* [What is required]:
Wherever a line in the data below holds "style", copy that line.

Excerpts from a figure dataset
————
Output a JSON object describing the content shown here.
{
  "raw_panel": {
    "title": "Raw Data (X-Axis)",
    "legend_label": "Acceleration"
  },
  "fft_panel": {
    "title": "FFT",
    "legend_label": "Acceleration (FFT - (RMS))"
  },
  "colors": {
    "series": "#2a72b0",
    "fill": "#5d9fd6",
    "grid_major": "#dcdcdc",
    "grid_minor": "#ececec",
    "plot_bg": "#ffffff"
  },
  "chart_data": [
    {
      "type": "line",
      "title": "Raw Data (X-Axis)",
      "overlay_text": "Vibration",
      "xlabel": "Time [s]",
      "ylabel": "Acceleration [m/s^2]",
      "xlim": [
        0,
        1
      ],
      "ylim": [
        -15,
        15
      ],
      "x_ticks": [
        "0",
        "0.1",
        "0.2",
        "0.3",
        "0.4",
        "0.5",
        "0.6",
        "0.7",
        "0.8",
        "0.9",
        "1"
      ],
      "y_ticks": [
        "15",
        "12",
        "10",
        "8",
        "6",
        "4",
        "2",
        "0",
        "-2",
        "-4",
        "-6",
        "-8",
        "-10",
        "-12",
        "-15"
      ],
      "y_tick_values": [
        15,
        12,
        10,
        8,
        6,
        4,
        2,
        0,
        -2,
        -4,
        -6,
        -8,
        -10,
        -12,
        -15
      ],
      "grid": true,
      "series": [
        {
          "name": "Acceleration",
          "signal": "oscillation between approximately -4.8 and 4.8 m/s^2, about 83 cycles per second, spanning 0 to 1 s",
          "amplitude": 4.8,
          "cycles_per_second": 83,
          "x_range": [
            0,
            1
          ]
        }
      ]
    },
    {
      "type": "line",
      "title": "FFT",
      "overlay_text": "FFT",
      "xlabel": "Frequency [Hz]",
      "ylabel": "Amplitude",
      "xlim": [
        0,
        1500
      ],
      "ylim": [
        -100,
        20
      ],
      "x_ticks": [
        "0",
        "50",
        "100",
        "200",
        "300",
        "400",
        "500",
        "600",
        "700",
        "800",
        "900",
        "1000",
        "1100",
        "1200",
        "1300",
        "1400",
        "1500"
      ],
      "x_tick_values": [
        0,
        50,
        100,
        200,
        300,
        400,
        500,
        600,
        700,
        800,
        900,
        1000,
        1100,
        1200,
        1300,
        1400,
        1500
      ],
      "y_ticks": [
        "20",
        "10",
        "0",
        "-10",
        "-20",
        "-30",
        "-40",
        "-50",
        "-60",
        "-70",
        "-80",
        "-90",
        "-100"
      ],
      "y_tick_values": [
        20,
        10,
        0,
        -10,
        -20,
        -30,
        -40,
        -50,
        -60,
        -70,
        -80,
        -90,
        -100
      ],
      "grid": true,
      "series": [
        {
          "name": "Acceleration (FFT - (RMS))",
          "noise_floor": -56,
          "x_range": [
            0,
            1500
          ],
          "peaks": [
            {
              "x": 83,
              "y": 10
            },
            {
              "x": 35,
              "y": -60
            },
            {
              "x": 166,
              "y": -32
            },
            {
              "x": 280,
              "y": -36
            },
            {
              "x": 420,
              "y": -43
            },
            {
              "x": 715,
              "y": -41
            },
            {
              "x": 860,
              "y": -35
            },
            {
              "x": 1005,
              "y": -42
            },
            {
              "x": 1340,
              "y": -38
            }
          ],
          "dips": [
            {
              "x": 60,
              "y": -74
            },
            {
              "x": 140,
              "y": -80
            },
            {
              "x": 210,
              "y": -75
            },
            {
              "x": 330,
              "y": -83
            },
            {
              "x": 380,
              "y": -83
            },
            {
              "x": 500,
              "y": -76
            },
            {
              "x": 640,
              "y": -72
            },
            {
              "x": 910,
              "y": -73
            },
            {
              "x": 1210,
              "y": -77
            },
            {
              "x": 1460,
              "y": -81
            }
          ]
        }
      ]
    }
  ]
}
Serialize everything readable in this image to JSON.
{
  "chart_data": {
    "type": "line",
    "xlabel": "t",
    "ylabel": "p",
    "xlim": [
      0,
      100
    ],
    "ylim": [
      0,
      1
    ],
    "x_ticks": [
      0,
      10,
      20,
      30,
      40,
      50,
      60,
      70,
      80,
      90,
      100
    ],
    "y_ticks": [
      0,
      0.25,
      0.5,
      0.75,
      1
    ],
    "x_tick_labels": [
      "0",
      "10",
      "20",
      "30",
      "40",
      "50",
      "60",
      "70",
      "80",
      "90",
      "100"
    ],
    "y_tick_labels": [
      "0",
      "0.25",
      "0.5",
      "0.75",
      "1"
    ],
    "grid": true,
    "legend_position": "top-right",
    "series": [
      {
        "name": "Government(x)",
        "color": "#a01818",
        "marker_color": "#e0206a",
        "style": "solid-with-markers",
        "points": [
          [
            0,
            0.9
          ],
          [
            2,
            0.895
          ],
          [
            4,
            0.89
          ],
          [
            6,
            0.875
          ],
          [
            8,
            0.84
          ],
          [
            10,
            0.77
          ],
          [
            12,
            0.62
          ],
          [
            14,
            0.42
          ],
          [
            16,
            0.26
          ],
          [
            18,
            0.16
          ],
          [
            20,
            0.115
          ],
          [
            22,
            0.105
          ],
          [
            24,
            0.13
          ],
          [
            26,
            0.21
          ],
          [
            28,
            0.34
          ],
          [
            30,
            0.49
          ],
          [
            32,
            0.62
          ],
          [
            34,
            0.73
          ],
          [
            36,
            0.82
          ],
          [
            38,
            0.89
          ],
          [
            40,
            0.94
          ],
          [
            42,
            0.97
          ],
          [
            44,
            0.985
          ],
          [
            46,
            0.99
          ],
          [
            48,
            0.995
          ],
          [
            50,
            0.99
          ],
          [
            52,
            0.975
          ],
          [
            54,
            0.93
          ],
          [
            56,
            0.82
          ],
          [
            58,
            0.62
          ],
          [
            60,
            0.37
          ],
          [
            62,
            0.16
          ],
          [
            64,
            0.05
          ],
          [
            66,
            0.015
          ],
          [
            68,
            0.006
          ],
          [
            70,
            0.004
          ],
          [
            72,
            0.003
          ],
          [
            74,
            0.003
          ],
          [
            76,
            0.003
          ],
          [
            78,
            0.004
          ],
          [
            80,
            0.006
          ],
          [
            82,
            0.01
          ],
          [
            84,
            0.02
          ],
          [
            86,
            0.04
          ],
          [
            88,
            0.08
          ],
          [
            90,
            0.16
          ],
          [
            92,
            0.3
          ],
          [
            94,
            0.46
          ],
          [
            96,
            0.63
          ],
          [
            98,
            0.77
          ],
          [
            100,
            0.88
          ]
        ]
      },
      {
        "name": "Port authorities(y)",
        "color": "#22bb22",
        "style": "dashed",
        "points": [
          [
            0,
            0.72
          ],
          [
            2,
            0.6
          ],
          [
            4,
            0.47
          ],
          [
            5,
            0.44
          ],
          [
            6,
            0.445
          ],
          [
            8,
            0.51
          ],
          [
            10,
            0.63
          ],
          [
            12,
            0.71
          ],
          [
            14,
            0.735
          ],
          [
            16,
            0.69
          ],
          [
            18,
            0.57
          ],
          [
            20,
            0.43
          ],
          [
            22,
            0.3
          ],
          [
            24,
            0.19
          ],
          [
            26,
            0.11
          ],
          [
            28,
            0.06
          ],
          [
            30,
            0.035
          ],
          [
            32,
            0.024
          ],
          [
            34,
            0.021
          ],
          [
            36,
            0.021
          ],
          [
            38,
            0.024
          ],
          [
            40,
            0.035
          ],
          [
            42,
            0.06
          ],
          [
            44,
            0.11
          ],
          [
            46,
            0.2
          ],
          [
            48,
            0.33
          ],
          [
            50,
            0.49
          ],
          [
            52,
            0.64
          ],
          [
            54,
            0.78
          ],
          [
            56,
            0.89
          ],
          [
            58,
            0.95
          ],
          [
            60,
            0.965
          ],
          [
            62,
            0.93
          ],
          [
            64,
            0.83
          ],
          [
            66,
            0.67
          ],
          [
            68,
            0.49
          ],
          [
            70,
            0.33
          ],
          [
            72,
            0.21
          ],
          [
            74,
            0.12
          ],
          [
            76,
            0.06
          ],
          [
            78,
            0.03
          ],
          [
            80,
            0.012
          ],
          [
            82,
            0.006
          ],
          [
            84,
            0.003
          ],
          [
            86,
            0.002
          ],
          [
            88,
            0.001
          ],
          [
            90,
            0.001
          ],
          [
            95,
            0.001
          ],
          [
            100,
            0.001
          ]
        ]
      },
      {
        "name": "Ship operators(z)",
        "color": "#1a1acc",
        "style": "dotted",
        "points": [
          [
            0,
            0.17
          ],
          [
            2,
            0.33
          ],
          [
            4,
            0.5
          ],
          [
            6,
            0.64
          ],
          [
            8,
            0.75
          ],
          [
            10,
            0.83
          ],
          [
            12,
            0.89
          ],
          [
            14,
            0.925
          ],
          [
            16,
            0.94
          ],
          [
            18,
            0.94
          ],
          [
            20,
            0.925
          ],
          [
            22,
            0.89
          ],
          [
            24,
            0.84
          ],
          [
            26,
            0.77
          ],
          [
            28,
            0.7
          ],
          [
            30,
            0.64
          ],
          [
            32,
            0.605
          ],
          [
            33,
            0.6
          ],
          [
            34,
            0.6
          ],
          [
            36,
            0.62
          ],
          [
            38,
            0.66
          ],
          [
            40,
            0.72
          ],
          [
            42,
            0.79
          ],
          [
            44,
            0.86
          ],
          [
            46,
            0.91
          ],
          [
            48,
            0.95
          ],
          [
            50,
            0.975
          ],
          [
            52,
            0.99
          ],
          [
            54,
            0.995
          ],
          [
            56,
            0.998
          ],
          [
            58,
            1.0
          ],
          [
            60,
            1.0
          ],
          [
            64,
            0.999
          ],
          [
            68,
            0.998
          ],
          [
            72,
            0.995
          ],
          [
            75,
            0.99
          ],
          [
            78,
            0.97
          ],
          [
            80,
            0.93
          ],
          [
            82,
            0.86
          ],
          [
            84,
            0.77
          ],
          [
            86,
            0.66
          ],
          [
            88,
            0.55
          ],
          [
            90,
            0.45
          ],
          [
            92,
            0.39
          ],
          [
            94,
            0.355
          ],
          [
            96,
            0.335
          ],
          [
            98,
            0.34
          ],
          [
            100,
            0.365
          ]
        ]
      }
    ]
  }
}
————
* [Complete answer]:
        "style": "solid-with-markers",
        "style": "dashed",
        "style": "dotted",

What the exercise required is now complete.